WHAT TO PRODUCE — A faithful transcription of all the data is required.

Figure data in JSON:
________________

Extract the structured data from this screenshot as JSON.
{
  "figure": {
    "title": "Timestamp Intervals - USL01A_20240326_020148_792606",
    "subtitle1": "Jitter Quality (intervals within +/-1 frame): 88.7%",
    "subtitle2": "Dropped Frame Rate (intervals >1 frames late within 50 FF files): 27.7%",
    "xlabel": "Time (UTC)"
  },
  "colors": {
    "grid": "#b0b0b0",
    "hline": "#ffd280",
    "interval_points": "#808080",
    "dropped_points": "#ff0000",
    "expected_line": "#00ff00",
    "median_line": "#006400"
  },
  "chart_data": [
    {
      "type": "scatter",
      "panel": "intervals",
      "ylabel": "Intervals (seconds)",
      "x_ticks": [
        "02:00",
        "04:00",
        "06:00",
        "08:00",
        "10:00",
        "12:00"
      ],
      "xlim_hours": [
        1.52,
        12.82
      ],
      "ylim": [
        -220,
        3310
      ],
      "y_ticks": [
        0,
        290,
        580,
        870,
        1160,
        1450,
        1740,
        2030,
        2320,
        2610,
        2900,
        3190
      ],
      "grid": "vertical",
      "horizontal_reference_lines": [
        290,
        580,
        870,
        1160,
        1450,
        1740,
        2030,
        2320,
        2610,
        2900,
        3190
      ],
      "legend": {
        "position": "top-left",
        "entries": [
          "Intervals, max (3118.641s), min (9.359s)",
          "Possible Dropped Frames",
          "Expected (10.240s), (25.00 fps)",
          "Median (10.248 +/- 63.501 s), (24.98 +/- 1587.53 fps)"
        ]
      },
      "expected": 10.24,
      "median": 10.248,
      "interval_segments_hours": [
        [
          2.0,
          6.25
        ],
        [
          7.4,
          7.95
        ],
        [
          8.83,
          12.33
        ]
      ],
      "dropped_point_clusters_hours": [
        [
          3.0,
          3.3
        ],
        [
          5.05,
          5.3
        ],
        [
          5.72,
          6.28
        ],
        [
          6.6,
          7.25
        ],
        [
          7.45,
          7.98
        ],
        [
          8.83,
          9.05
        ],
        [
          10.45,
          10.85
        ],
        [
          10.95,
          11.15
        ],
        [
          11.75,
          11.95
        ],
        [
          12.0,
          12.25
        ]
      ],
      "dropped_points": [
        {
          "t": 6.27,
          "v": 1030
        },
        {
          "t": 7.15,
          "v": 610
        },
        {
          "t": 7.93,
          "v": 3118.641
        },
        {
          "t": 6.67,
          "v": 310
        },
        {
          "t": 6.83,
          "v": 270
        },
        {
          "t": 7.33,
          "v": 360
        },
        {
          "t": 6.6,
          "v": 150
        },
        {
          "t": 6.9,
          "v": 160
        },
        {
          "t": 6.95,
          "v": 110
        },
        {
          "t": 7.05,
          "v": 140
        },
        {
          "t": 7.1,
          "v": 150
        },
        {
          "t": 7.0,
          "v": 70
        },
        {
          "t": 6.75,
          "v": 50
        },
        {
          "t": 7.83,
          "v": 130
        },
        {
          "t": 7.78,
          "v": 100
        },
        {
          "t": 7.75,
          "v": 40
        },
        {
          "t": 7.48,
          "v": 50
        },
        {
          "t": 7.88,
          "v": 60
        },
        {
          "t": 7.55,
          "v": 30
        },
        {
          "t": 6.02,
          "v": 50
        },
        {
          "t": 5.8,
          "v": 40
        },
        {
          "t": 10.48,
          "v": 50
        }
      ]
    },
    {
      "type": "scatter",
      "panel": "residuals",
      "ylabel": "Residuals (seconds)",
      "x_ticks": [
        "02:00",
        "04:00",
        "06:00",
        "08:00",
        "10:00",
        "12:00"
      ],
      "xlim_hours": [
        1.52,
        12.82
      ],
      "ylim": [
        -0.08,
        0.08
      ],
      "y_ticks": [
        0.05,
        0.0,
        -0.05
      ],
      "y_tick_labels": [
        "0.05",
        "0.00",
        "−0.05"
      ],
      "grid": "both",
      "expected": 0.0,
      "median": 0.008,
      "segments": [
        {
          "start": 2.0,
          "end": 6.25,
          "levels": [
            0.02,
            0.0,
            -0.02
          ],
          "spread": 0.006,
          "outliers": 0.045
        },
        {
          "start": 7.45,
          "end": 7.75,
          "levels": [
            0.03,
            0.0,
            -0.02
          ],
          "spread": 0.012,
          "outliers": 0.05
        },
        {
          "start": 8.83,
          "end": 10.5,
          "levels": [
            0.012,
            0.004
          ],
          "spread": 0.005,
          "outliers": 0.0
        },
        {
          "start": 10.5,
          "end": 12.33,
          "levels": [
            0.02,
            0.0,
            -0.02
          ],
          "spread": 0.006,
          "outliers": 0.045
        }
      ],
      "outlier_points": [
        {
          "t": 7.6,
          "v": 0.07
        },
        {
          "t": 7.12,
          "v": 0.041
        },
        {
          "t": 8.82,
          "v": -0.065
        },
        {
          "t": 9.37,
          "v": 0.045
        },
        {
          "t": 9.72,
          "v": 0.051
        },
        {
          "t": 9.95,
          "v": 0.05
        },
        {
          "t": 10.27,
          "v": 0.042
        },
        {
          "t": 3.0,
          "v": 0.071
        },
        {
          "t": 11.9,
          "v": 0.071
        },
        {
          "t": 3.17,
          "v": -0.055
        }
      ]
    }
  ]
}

________________

ANSWER IN FULL —
Extract the structured data from this screenshot as JSON.
{
  "figure": {
    "title": "Timestamp Intervals - USL01A_20240326_020148_792606",
    "subtitle1": "Jitter Quality (intervals within +/-1 frame): 88.7%",
    "subtitle2": "Dropped Frame Rate (intervals >1 frames late within 50 FF files): 27.7%",
    "xlabel": "Time (UTC)"
  },
  "colors": {
    "grid": "#b0b0b0",
    "hline": "#ffd280",
    "interval_points": "#808080",
    "dropped_points": "#ff0000",
    "expected_line": "#00ff00",
    "median_line": "#006400"
  },
  "chart_data": [
    {
      "type": "scatter",
      "panel": "intervals",
      "ylabel": "Intervals (seconds)",
      "x_ticks": [
        "02:00",
        "04:00",
        "06:00",
        "08:00",
        "10:00",
        "12:00"
      ],
      "xlim_hours": [
        1.52,
        12.82
      ],
      "ylim": [
        -220,
        3310
      ],
      "y_ticks": [
        0,
        290,
        580,
        870,
        1160,
        1450,
        1740,
        2030,
        2320,
        2610,
        2900,
        3190
      ],
      "grid": "vertical",
      "horizontal_reference_lines": [
        290,
        580,
        870,
        1160,
        1450,
        1740,
        2030,
        2320,
        2610,
        2900,
        3190
      ],
      "legend": {
        "position": "top-left",
        "entries": [
          "Intervals, max (3118.641s), min (9.359s)",
          "Possible Dropped Frames",
          "Expected (10.240s), (25.00 fps)",
          "Median (10.248 +/- 63.501 s), (24.98 +/- 1587.53 fps)"
        ]
      },
      "expected": 10.24,
      "median": 10.248,
      "interval_segments_hours": [
        [
          2.0,
          6.25
        ],
        [
          7.4,
          7.95
        ],
        [
          8.83,
          12.33
        ]
      ],
      "dropped_point_clusters_hours": [
        [
          3.0,
          3.3
        ],
        [
          5.05,
          5.3
        ],
        [
          5.72,
          6.28
        ],
        [
          6.6,
          7.25
        ],
        [
          7.45,
          7.98
        ],
        [
          8.83,
          9.05
        ],
        [
          10.45,
          10.85
        ],
        [
          10.95,
          11.15
        ],
        [
          11.75,
          11.95
        ],
        [
          12.0,
          12.25
        ]
      ],
      "dropped_points": [
        {
          "t": 6.27,
          "v": 1030
        },
        {
          "t": 7.15,
          "v": 610
        },
        {
          "t": 7.93,
          "v": 3118.641
        },
        {
          "t": 6.67,
          "v": 310
        },
        {
          "t": 6.83,
          "v": 270
        },
        {
          "t": 7.33,
          "v": 360
        },
        {
          "t": 6.6,
          "v": 150
        },
        {
          "t": 6.9,
          "v": 160
        },
        {
          "t": 6.95,
          "v": 110
        },
        {
          "t": 7.05,
          "v": 140
        },
        {
          "t": 7.1,
          "v": 150
        },
        {
          "t": 7.0,
          "v": 70
        },
        {
          "t": 6.75,
          "v": 50
        },
        {
          "t": 7.83,
          "v": 130
        },
        {
          "t": 7.78,
          "v": 100
        },
        {
          "t": 7.75,
          "v": 40
        },
        {
          "t": 7.48,
          "v": 50
        },
        {
          "t": 7.88,
          "v": 60
        },
        {
          "t": 7.55,
          "v": 30
        },
        {
          "t": 6.02,
          "v": 50
        },
        {
          "t": 5.8,
          "v": 40
        },
        {
          "t": 10.48,
          "v": 50
        }
      ]
    },
    {
      "type": "scatter",
      "panel": "residuals",
      "ylabel": "Residuals (seconds)",
      "x_ticks": [
        "02:00",
        "04:00",
        "06:00",
        "08:00",
        "10:00",
        "12:00"
      ],
      "xlim_hours": [
        1.52,
        12.82
      ],
      "ylim": [
        -0.08,
        0.08
      ],
      "y_ticks": [
        0.05,
        0.0,
        -0.05
      ],
      "y_tick_labels": [
        "0.05",
        "0.00",
        "−0.05"
      ],
      "grid": "both",
      "expected": 0.0,
      "median": 0.008,
      "segments": [
        {
          "start": 2.0,
          "end": 6.25,
          "levels": [
            0.02,
            0.0,
            -0.02
          ],
          "spread": 0.006,
          "outliers": 0.045
        },
        {
          "start": 7.45,
          "end": 7.75,
          "levels": [
            0.03,
            0.0,
            -0.02
          ],
          "spread": 0.012,
          "outliers": 0.05
        },
        {
          "start": 8.83,
          "end": 10.5,
          "levels": [
            0.012,
            0.004
          ],
          "spread": 0.005,
          "outliers": 0.0
        },
        {
          "start": 10.5,
          "end": 12.33,
          "levels": [
            0.02,
            0.0,
            -0.02
          ],
          "spread": 0.006,
          "outliers": 0.045
        }
      ],
      "outlier_points": [
        {
          "t": 7.6,
          "v": 0.07
        },
        {
          "t": 7.12,
          "v": 0.041
        },
        {
          "t": 8.82,
          "v": -0.065
        },
        {
          "t": 9.37,
          "v": 0.045
        },
        {
          "t": 9.72,
          "v": 0.051
        },
        {
          "t": 9.95,
          "v": 0.05
        },
        {
          "t": 10.27,
          "v": 0.042
        },
        {
          "t": 3.0,
          "v": 0.071
        },
        {
          "t": 11.9,
          "v": 0.071
        },
        {
          "t": 3.17,
          "v": -0.055
        }
      ]
    }
  ]
}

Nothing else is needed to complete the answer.